Requirement: Word for word, set down the records and skip each picture.

* begin Task material *

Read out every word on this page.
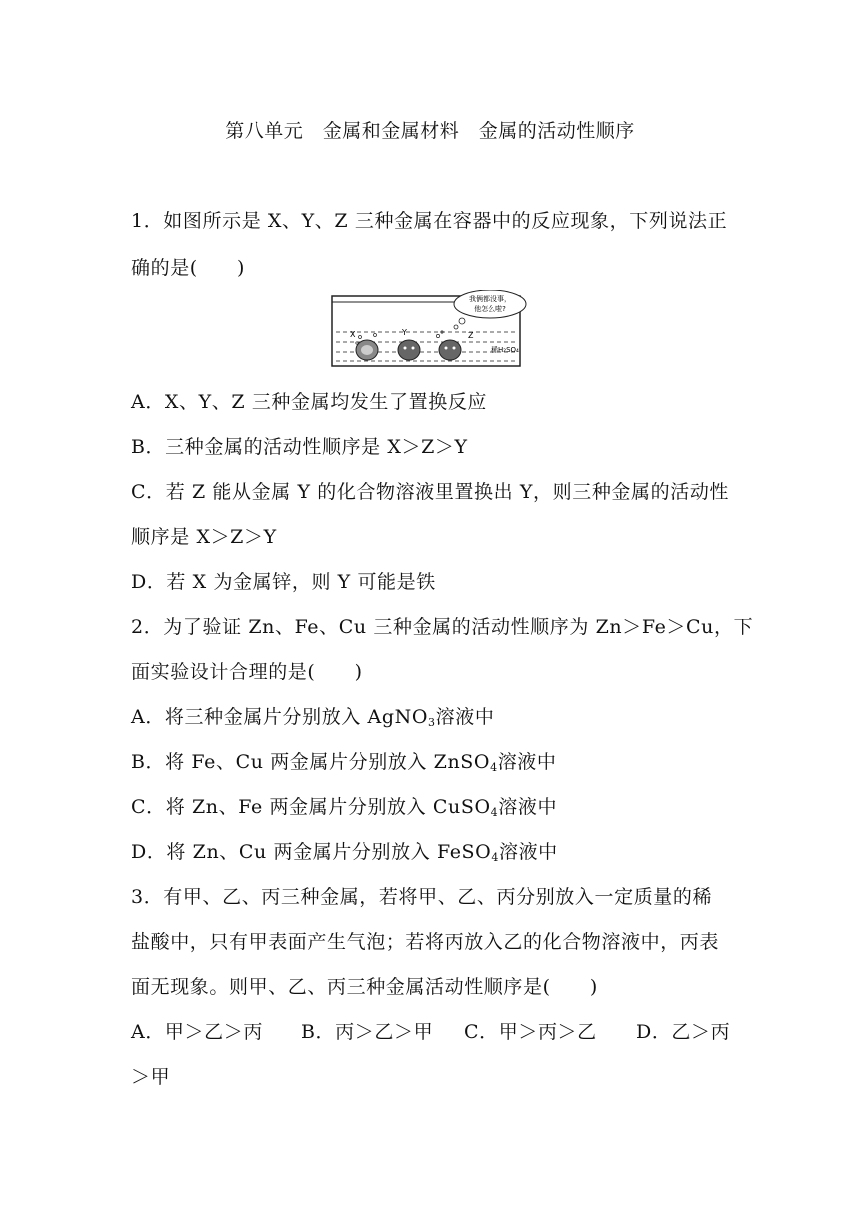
第八单元　金属和金属材料　金属的活动性顺序
1．如图所示是 X、Y、Z 三种金属在容器中的反应现象，下列说法正
确的是(　　)
我俩都没事，
他怎么啦?
X	Y	Z
稀H₂SO₄
A．X、Y、Z 三种金属均发生了置换反应
B．三种金属的活动性顺序是 X＞Z＞Y
C．若 Z 能从金属 Y 的化合物溶液里置换出 Y，则三种金属的活动性
顺序是 X＞Z＞Y
D．若 X 为金属锌，则 Y 可能是铁
2．为了验证 Zn、Fe、Cu 三种金属的活动性顺序为 Zn＞Fe＞Cu，下
面实验设计合理的是(　　)
A．将三种金属片分别放入 AgNO$_3$溶液中
B．将 Fe、Cu 两金属片分别放入 ZnSO$_4$溶液中
C．将 Zn、Fe 两金属片分别放入 CuSO$_4$溶液中
D．将 Zn、Cu 两金属片分别放入 FeSO$_4$溶液中
3．有甲、乙、丙三种金属，若将甲、乙、丙分别放入一定质量的稀
盐酸中，只有甲表面产生气泡；若将丙放入乙的化合物溶液中，丙表
面无现象。则甲、乙、丙三种金属活动性顺序是(　　)
A．甲＞乙＞丙 B．丙＞乙＞甲 C．甲＞丙＞乙 D．乙＞丙
＞甲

* end Task material *

Task solution:
Read out every word on this page.
第八单元　金属和金属材料　金属的活动性顺序
1．如图所示是 X、Y、Z 三种金属在容器中的反应现象，下列说法正
确的是(　　)
我俩都没事，
他怎么啦?
X	Y	Z
稀H₂SO₄
A．X、Y、Z 三种金属均发生了置换反应
B．三种金属的活动性顺序是 X＞Z＞Y
C．若 Z 能从金属 Y 的化合物溶液里置换出 Y，则三种金属的活动性
顺序是 X＞Z＞Y
D．若 X 为金属锌，则 Y 可能是铁
2．为了验证 Zn、Fe、Cu 三种金属的活动性顺序为 Zn＞Fe＞Cu，下
面实验设计合理的是(　　)
A．将三种金属片分别放入 AgNO$_3$溶液中
B．将 Fe、Cu 两金属片分别放入 ZnSO$_4$溶液中
C．将 Zn、Fe 两金属片分别放入 CuSO$_4$溶液中
D．将 Zn、Cu 两金属片分别放入 FeSO$_4$溶液中
3．有甲、乙、丙三种金属，若将甲、乙、丙分别放入一定质量的稀
盐酸中，只有甲表面产生气泡；若将丙放入乙的化合物溶液中，丙表
面无现象。则甲、乙、丙三种金属活动性顺序是(　　)
A．甲＞乙＞丙 B．丙＞乙＞甲 C．甲＞丙＞乙 D．乙＞丙
＞甲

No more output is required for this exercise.